◆ **Directions for this task**
Print out each entry below exactly, please.

[Entries taken from a collection]
** begin **

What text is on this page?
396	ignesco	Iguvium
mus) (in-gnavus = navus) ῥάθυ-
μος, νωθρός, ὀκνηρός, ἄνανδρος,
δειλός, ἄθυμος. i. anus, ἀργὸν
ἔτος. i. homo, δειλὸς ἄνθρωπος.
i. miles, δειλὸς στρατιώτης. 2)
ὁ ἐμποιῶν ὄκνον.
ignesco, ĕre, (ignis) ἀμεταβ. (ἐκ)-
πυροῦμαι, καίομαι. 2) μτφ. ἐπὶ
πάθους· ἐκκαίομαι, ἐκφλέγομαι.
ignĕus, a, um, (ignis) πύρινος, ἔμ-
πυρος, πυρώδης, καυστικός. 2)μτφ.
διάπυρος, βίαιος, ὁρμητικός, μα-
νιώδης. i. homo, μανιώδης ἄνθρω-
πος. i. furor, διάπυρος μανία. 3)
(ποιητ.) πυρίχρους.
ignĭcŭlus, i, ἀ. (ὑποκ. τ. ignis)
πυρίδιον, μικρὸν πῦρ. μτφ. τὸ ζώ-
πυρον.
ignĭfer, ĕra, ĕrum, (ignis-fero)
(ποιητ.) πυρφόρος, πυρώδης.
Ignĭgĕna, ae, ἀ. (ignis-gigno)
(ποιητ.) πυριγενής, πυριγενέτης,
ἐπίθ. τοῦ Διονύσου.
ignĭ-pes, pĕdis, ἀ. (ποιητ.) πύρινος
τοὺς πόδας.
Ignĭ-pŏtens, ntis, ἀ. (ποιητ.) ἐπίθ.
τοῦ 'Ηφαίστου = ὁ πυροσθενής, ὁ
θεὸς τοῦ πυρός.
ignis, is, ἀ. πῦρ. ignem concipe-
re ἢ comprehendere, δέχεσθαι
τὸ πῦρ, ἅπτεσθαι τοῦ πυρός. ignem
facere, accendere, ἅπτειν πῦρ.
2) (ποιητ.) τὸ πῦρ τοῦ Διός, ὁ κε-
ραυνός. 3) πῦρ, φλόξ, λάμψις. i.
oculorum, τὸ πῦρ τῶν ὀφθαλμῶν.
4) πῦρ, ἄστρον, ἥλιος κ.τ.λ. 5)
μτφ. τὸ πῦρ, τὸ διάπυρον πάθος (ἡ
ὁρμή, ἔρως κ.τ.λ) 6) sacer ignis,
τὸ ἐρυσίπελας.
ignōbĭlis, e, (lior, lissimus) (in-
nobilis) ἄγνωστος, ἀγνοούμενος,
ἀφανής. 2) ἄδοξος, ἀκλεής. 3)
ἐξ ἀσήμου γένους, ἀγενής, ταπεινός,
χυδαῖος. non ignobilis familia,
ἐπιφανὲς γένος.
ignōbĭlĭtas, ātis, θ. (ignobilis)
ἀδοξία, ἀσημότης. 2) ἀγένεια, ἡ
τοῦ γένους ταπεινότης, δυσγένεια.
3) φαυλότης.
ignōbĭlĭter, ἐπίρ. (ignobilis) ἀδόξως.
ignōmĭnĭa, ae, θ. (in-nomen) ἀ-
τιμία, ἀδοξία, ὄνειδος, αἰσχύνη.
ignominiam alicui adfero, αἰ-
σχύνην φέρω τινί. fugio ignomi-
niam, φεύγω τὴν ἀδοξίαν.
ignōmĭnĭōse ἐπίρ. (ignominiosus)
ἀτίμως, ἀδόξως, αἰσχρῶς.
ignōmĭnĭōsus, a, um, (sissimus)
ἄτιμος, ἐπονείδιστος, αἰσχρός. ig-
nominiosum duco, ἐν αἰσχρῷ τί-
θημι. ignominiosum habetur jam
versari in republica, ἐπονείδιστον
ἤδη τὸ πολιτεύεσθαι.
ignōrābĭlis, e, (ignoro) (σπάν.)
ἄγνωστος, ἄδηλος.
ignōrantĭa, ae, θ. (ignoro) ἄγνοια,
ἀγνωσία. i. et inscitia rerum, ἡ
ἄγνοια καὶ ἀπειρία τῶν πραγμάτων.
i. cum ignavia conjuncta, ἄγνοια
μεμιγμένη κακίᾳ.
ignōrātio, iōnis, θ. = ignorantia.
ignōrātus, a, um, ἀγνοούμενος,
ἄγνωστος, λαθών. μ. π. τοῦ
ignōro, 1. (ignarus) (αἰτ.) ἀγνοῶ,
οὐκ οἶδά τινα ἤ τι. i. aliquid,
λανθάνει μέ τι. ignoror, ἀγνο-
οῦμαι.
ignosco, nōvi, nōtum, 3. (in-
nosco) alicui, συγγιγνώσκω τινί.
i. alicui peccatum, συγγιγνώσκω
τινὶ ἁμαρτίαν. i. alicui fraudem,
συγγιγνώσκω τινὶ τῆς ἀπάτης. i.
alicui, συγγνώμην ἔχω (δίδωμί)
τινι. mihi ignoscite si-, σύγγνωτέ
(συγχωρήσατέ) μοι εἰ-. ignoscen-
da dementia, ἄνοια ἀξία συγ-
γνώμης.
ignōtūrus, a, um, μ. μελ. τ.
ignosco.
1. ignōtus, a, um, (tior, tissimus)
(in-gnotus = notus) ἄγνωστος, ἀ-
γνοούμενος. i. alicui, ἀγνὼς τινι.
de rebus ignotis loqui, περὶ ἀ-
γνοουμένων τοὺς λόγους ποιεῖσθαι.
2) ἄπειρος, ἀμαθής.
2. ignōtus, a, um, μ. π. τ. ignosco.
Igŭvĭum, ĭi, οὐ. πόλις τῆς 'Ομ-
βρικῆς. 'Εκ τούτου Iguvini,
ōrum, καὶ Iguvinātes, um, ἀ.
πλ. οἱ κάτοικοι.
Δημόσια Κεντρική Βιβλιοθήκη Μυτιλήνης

** end **

◆ **Reply**
What text is on this page?
396	ignesco	Iguvium
mus) (in-gnavus = navus) ῥάθυ-
μος, νωθρός, ὀκνηρός, ἄνανδρος,
δειλός, ἄθυμος. i. anus, ἀργὸν
ἔτος. i. homo, δειλὸς ἄνθρωπος.
i. miles, δειλὸς στρατιώτης. 2)
ὁ ἐμποιῶν ὄκνον.
ignesco, ĕre, (ignis) ἀμεταβ. (ἐκ)-
πυροῦμαι, καίομαι. 2) μτφ. ἐπὶ
πάθους· ἐκκαίομαι, ἐκφλέγομαι.
ignĕus, a, um, (ignis) πύρινος, ἔμ-
πυρος, πυρώδης, καυστικός. 2)μτφ.
διάπυρος, βίαιος, ὁρμητικός, μα-
νιώδης. i. homo, μανιώδης ἄνθρω-
πος. i. furor, διάπυρος μανία. 3)
(ποιητ.) πυρίχρους.
ignĭcŭlus, i, ἀ. (ὑποκ. τ. ignis)
πυρίδιον, μικρὸν πῦρ. μτφ. τὸ ζώ-
πυρον.
ignĭfer, ĕra, ĕrum, (ignis-fero)
(ποιητ.) πυρφόρος, πυρώδης.
Ignĭgĕna, ae, ἀ. (ignis-gigno)
(ποιητ.) πυριγενής, πυριγενέτης,
ἐπίθ. τοῦ Διονύσου.
ignĭ-pes, pĕdis, ἀ. (ποιητ.) πύρινος
τοὺς πόδας.
Ignĭ-pŏtens, ntis, ἀ. (ποιητ.) ἐπίθ.
τοῦ 'Ηφαίστου = ὁ πυροσθενής, ὁ
θεὸς τοῦ πυρός.
ignis, is, ἀ. πῦρ. ignem concipe-
re ἢ comprehendere, δέχεσθαι
τὸ πῦρ, ἅπτεσθαι τοῦ πυρός. ignem
facere, accendere, ἅπτειν πῦρ.
2) (ποιητ.) τὸ πῦρ τοῦ Διός, ὁ κε-
ραυνός. 3) πῦρ, φλόξ, λάμψις. i.
oculorum, τὸ πῦρ τῶν ὀφθαλμῶν.
4) πῦρ, ἄστρον, ἥλιος κ.τ.λ. 5)
μτφ. τὸ πῦρ, τὸ διάπυρον πάθος (ἡ
ὁρμή, ἔρως κ.τ.λ) 6) sacer ignis,
τὸ ἐρυσίπελας.
ignōbĭlis, e, (lior, lissimus) (in-
nobilis) ἄγνωστος, ἀγνοούμενος,
ἀφανής. 2) ἄδοξος, ἀκλεής. 3)
ἐξ ἀσήμου γένους, ἀγενής, ταπεινός,
χυδαῖος. non ignobilis familia,
ἐπιφανὲς γένος.
ignōbĭlĭtas, ātis, θ. (ignobilis)
ἀδοξία, ἀσημότης. 2) ἀγένεια, ἡ
τοῦ γένους ταπεινότης, δυσγένεια.
3) φαυλότης.
ignōbĭlĭter, ἐπίρ. (ignobilis) ἀδόξως.
ignōmĭnĭa, ae, θ. (in-nomen) ἀ-
τιμία, ἀδοξία, ὄνειδος, αἰσχύνη.
ignominiam alicui adfero, αἰ-
σχύνην φέρω τινί. fugio ignomi-
niam, φεύγω τὴν ἀδοξίαν.
ignōmĭnĭōse ἐπίρ. (ignominiosus)
ἀτίμως, ἀδόξως, αἰσχρῶς.
ignōmĭnĭōsus, a, um, (sissimus)
ἄτιμος, ἐπονείδιστος, αἰσχρός. ig-
nominiosum duco, ἐν αἰσχρῷ τί-
θημι. ignominiosum habetur jam
versari in republica, ἐπονείδιστον
ἤδη τὸ πολιτεύεσθαι.
ignōrābĭlis, e, (ignoro) (σπάν.)
ἄγνωστος, ἄδηλος.
ignōrantĭa, ae, θ. (ignoro) ἄγνοια,
ἀγνωσία. i. et inscitia rerum, ἡ
ἄγνοια καὶ ἀπειρία τῶν πραγμάτων.
i. cum ignavia conjuncta, ἄγνοια
μεμιγμένη κακίᾳ.
ignōrātio, iōnis, θ. = ignorantia.
ignōrātus, a, um, ἀγνοούμενος,
ἄγνωστος, λαθών. μ. π. τοῦ
ignōro, 1. (ignarus) (αἰτ.) ἀγνοῶ,
οὐκ οἶδά τινα ἤ τι. i. aliquid,
λανθάνει μέ τι. ignoror, ἀγνο-
οῦμαι.
ignosco, nōvi, nōtum, 3. (in-
nosco) alicui, συγγιγνώσκω τινί.
i. alicui peccatum, συγγιγνώσκω
τινὶ ἁμαρτίαν. i. alicui fraudem,
συγγιγνώσκω τινὶ τῆς ἀπάτης. i.
alicui, συγγνώμην ἔχω (δίδωμί)
τινι. mihi ignoscite si-, σύγγνωτέ
(συγχωρήσατέ) μοι εἰ-. ignoscen-
da dementia, ἄνοια ἀξία συγ-
γνώμης.
ignōtūrus, a, um, μ. μελ. τ.
ignosco.
1. ignōtus, a, um, (tior, tissimus)
(in-gnotus = notus) ἄγνωστος, ἀ-
γνοούμενος. i. alicui, ἀγνὼς τινι.
de rebus ignotis loqui, περὶ ἀ-
γνοουμένων τοὺς λόγους ποιεῖσθαι.
2) ἄπειρος, ἀμαθής.
2. ignōtus, a, um, μ. π. τ. ignosco.
Igŭvĭum, ĭi, οὐ. πόλις τῆς 'Ομ-
βρικῆς. 'Εκ τούτου Iguvini,
ōrum, καὶ Iguvinātes, um, ἀ.
πλ. οἱ κάτοικοι.
Δημόσια Κεντρική Βιβλιοθήκη Μυτιλήνης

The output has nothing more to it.